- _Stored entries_
○ ○ ○ ○
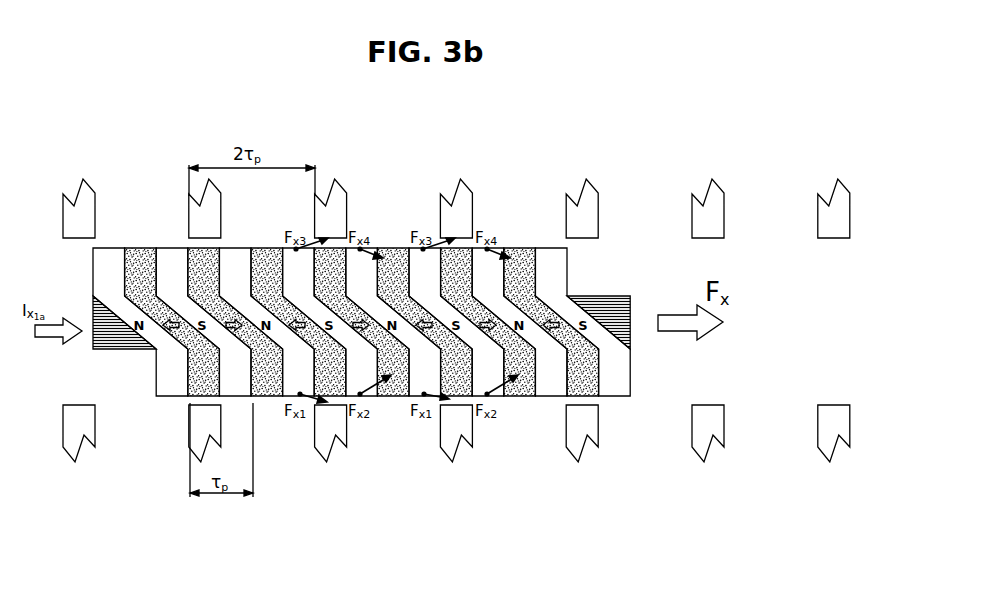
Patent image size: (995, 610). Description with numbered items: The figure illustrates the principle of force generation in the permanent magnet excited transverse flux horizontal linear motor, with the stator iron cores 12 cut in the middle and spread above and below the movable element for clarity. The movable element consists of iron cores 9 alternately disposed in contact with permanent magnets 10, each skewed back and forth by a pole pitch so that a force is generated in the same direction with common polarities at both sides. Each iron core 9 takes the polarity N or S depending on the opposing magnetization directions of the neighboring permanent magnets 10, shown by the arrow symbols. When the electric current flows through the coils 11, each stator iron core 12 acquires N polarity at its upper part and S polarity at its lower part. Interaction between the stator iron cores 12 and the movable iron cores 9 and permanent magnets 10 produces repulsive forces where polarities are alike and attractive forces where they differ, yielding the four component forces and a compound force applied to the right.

The iron cores 9 is at (108, 262).
The permanent magnets 10 is at (577, 378).
The coils 11 is at (593, 304).
The stator iron cores 12 is at (590, 202).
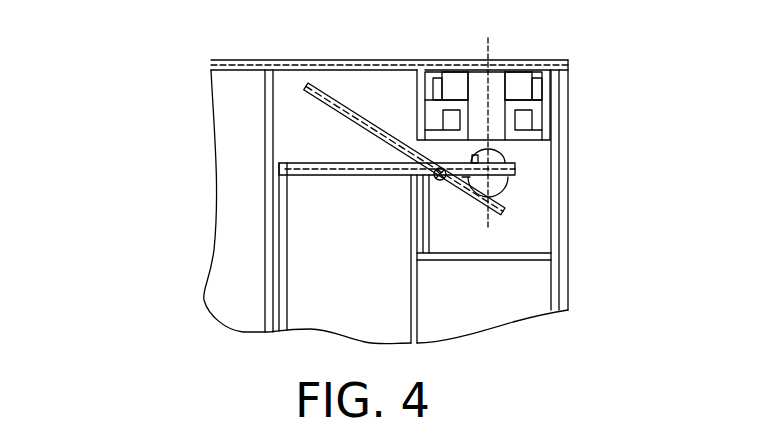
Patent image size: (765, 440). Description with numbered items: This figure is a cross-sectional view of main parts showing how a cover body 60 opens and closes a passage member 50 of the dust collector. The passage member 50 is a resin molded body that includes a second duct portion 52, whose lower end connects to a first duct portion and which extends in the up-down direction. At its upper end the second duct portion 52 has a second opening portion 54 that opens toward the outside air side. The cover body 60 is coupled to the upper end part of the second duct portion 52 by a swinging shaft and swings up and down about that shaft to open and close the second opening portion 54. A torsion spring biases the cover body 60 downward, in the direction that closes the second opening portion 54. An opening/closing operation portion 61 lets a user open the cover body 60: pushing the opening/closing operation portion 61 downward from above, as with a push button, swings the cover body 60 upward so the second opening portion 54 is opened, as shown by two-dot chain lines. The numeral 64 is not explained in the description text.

The passage member 50 is at (280, 222).
The second duct portion 52 is at (287, 288).
The second opening portion 54 is at (313, 188).
The cover body 60 is at (318, 190).
The opening/closing operation portion 61 is at (497, 67).
The pivot pin 64 is at (441, 178).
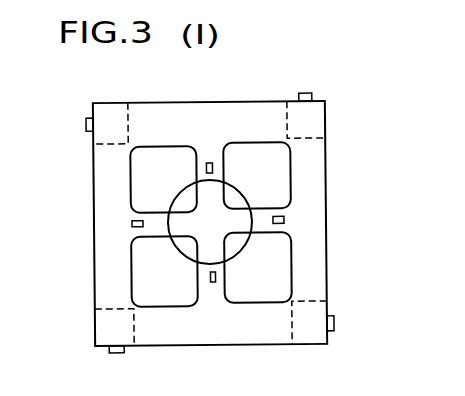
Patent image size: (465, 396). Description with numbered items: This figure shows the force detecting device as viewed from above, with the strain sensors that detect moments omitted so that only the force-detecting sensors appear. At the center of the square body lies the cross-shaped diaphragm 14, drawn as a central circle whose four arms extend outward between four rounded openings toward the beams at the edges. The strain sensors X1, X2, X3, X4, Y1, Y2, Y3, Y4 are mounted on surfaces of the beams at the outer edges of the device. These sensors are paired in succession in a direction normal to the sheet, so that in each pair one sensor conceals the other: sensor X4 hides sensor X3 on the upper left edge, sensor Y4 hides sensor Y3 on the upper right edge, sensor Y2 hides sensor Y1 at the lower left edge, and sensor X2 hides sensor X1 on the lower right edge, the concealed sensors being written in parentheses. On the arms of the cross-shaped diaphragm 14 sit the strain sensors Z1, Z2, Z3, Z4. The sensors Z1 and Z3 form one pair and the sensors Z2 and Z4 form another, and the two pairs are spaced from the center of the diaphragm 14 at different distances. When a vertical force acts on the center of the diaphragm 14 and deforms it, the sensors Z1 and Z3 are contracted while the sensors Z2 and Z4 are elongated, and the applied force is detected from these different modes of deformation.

The cross-shaped diaphragm 14 is at (206, 103).
The strain sensor Z1 is at (209, 162).
The strain sensor Z2 is at (284, 220).
The strain sensor Z3 is at (213, 282).
The strain sensor Z4 is at (135, 226).
The strain sensor X4 is at (74, 98).
The strain sensor X3 is at (86, 118).
The strain sensor Y4 is at (343, 79).
The strain sensor Y3 is at (311, 93).
The strain sensor Y2 is at (121, 367).
The strain sensor Y1 is at (118, 352).
The strain sensor X2 is at (375, 329).
The strain sensor X1 is at (333, 323).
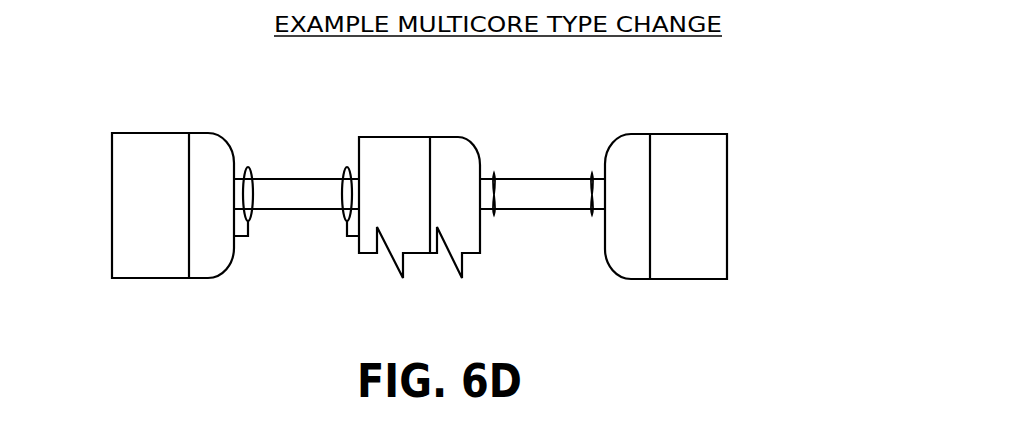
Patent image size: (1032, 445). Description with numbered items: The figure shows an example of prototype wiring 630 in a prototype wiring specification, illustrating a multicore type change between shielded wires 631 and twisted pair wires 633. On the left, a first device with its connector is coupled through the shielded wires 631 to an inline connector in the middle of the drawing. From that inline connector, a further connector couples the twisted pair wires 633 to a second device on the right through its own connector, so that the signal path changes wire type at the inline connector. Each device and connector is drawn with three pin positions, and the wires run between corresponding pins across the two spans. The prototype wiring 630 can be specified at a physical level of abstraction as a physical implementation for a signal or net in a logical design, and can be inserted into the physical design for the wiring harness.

The prototype wiring 630 is at (800, 130).
The shielded wires 631 is at (294, 153).
The twisted pair wires 633 is at (541, 154).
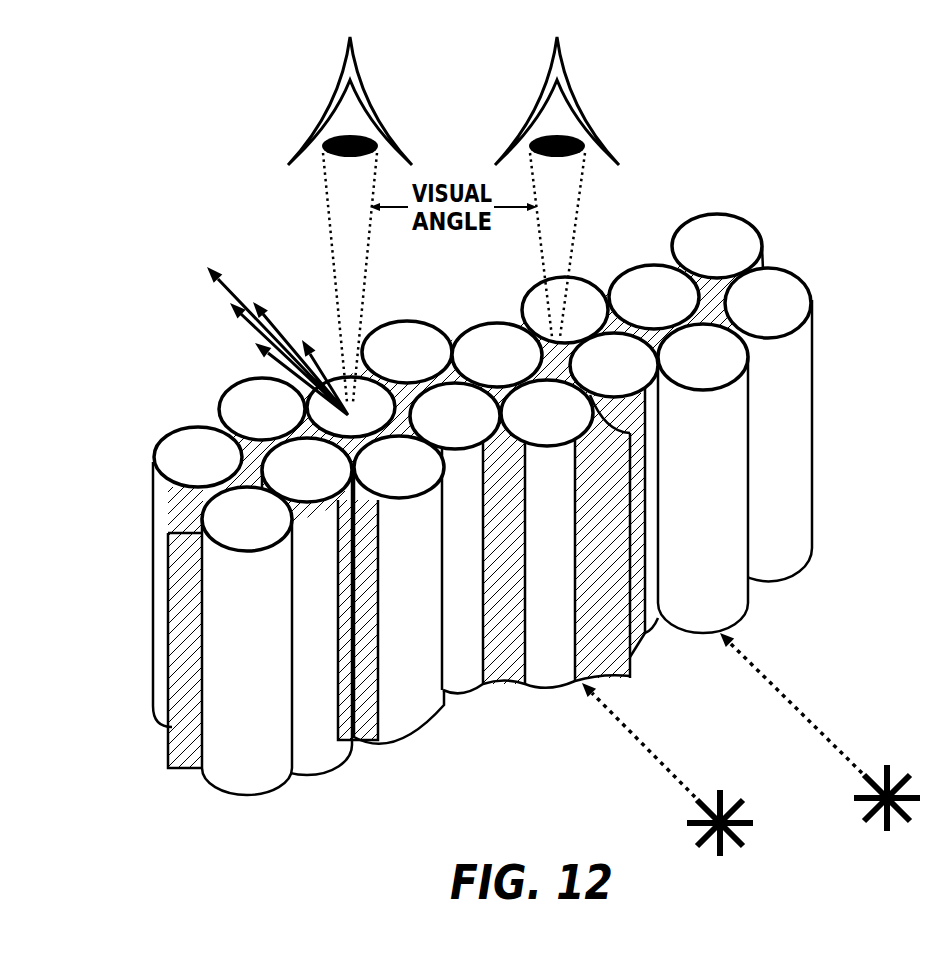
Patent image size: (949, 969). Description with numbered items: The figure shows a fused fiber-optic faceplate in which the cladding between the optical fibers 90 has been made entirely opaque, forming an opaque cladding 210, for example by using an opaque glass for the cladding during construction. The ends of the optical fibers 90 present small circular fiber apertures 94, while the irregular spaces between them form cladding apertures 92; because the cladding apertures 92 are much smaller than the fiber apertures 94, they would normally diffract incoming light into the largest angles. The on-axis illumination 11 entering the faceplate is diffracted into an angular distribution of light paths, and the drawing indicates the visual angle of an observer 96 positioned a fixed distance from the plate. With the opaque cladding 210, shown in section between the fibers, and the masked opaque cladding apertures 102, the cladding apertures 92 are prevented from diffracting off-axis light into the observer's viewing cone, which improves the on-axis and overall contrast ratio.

The optical fibers 90 is at (480, 493).
The cladding apertures 92 is at (239, 432).
The fiber apertures 94 is at (212, 507).
The observer 96 is at (340, 85).
The opaque cladding apertures 102 is at (737, 276).
The opaque cladding 210 is at (173, 743).
The on-axis illumination 11 is at (860, 796).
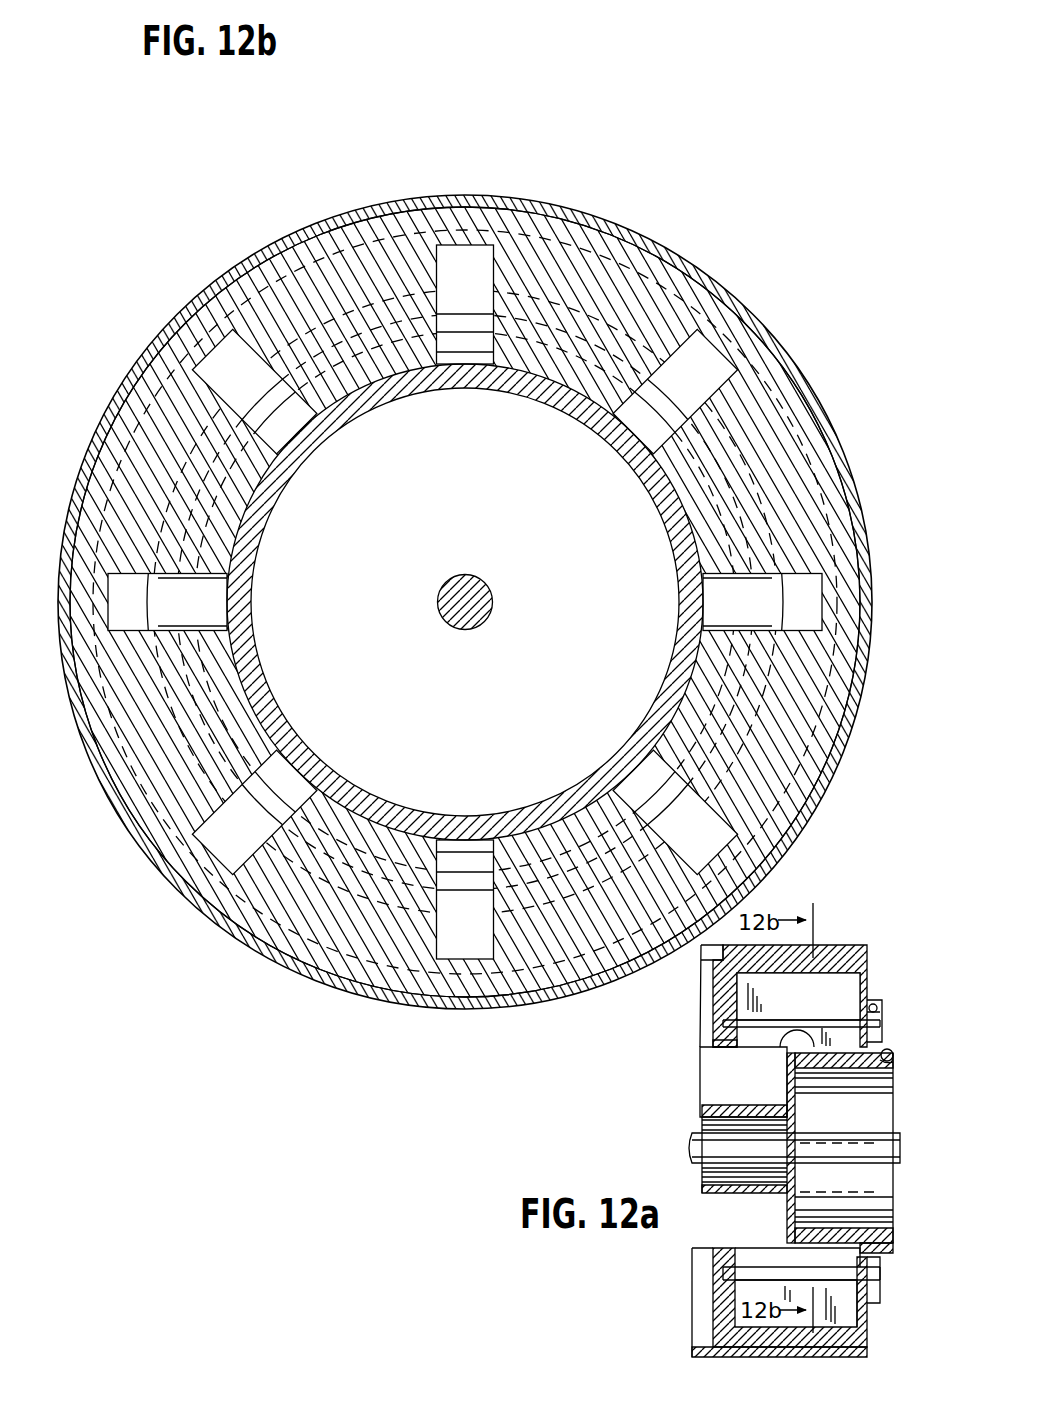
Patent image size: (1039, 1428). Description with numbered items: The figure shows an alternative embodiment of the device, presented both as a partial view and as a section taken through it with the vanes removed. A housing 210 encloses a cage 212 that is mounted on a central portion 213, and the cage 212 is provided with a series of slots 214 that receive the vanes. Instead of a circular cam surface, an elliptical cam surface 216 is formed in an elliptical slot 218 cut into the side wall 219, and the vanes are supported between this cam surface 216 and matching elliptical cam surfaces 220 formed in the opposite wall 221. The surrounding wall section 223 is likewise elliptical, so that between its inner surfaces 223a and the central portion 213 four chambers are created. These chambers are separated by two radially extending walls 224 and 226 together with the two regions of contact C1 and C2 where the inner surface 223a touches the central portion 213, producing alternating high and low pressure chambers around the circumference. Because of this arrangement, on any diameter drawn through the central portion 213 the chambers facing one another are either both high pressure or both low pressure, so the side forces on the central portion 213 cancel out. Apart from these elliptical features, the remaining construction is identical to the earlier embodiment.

In FIG. 12B, the housing 210 is at (543, 199).
In FIG. 12A, the housing 210 is at (822, 940).
In FIG. 12B, the cage 212 is at (301, 238).
In FIG. 12A, the cage 212 is at (843, 945).
In FIG. 12B, the central portion 213 is at (690, 490).
In FIG. 12A, the central portion 213 is at (781, 1048).
In FIG. 12B, the slots 214 is at (498, 274).
In FIG. 12A, the slots 214 is at (831, 1011).
In FIG. 12B, the elliptical cam surface 216 is at (131, 397).
In FIG. 12A, the elliptical cam surface 216 is at (880, 1007).
In FIG. 12A, the elliptical slot 218 is at (881, 1023).
In FIG. 12A, the side wall 219 is at (868, 959).
In FIG. 12A, the elliptical cam surfaces 220 is at (724, 1021).
In FIG. 12A, the wall 221 is at (713, 963).
In FIG. 12B, the wall section 223 is at (122, 465).
In FIG. 12A, the wall section 223 is at (893, 1050).
In FIG. 12B, the inner surfaces 223a is at (222, 469).
In FIG. 12A, the inner surfaces 223a is at (893, 1062).
In FIG. 12B, the radially extending wall 224 is at (226, 633).
In FIG. 12B, the radially extending wall 226 is at (702, 633).
In FIG. 12B, the region of contact C1 is at (463, 368).
In FIG. 12B, the region of contact C2 is at (463, 840).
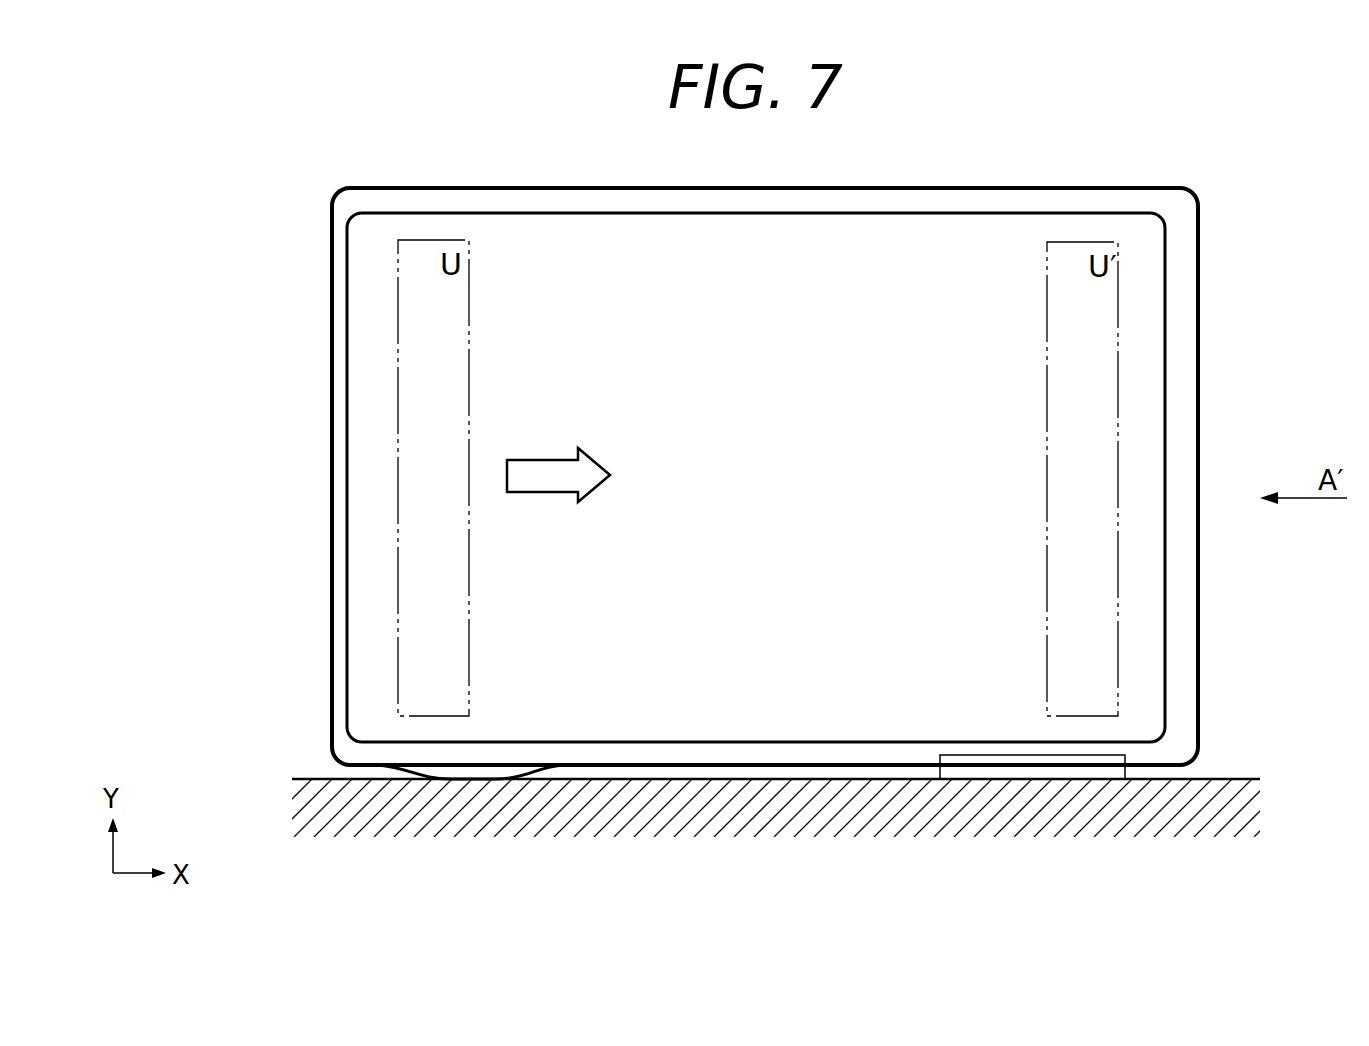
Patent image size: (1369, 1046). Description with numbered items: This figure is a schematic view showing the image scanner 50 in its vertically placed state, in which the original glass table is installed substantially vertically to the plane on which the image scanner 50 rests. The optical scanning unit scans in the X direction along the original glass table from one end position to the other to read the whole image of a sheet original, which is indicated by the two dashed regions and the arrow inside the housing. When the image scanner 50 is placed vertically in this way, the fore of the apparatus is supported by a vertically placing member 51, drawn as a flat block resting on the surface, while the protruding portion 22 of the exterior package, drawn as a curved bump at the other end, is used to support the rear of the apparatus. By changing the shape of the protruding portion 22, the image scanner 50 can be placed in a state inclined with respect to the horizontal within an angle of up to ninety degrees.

The protruding portion 22 is at (485, 773).
The image scanner 50 is at (1222, 645).
The vertically placing member 51 is at (1062, 773).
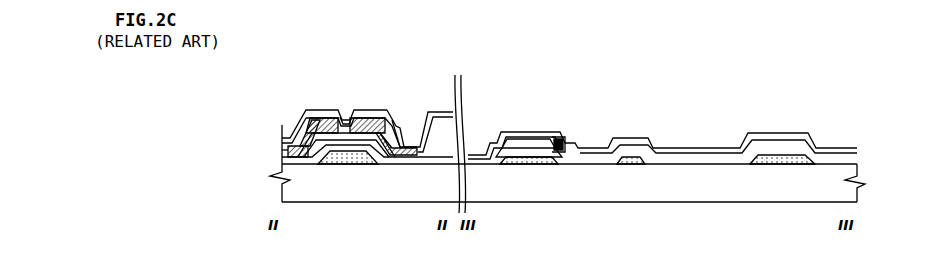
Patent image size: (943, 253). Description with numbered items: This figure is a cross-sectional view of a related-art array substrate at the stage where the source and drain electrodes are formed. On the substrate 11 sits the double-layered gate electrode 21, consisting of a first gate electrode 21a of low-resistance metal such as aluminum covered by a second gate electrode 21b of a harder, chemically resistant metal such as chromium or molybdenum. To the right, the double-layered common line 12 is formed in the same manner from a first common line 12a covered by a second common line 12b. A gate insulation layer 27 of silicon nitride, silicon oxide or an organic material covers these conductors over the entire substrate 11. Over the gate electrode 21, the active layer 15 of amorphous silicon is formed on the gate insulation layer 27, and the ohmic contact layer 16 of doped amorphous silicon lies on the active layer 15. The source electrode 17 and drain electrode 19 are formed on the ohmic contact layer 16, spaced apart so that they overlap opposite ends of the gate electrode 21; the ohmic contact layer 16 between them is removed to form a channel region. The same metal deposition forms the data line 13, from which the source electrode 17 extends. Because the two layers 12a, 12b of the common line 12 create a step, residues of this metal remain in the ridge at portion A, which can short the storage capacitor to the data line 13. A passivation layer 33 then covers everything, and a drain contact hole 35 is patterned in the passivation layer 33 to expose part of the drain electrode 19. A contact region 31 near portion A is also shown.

The substrate 11 is at (608, 189).
The common line 12 is at (529, 114).
The first common line 12a is at (530, 150).
The second common line 12b is at (515, 147).
The data line 13 is at (280, 147).
The active layer 15 is at (344, 113).
The ohmic contact layer 16 is at (387, 118).
The source electrode 17 is at (347, 150).
The drain electrode 19 is at (362, 120).
The gate electrode 21 is at (298, 106).
The first gate electrode 21a is at (313, 118).
The second gate electrode 21b is at (297, 147).
The gate insulation layer 27 is at (440, 148).
The contact hole 31 is at (556, 139).
The passivation layer 33 is at (385, 112).
The drain contact hole 35 is at (408, 124).
The portion A is at (563, 137).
○ ○ ○ ○
- _AIM_
Recast every line from the one containing "Patent image size: (949, 969)." down to the one containing "The cladding apertures 92 is at (239, 432).", both included, as a JSON list of strings with one string per line and blank lines omitted.

- _EXERCISE ANSWER_
[
  "Patent image size: (949, 969). Description with numbered items: The figure shows a fused fiber-optic faceplate in which the cladding between the optical fibers 90 has been made entirely opaque, forming an opaque cladding 210, for example by using an opaque glass for the cladding during construction. The ends of the optical fibers 90 present small circular fiber apertures 94, while the irregular spaces between them form cladding apertures 92; because the cladding apertures 92 are much smaller than the fiber apertures 94, they would normally diffract incoming light into the largest angles. The on-axis illumination 11 entering the faceplate is diffracted into an angular distribution of light paths, and the drawing indicates the visual angle of an observer 96 positioned a fixed distance from the plate. With the opaque cladding 210, shown in section between the fibers, and the masked opaque cladding apertures 102, the cladding apertures 92 are prevented from diffracting off-axis light into the observer's viewing cone, which improves the on-axis and overall contrast ratio.",
  "The optical fibers 90 is at (480, 493).",
  "The cladding apertures 92 is at (239, 432)."
]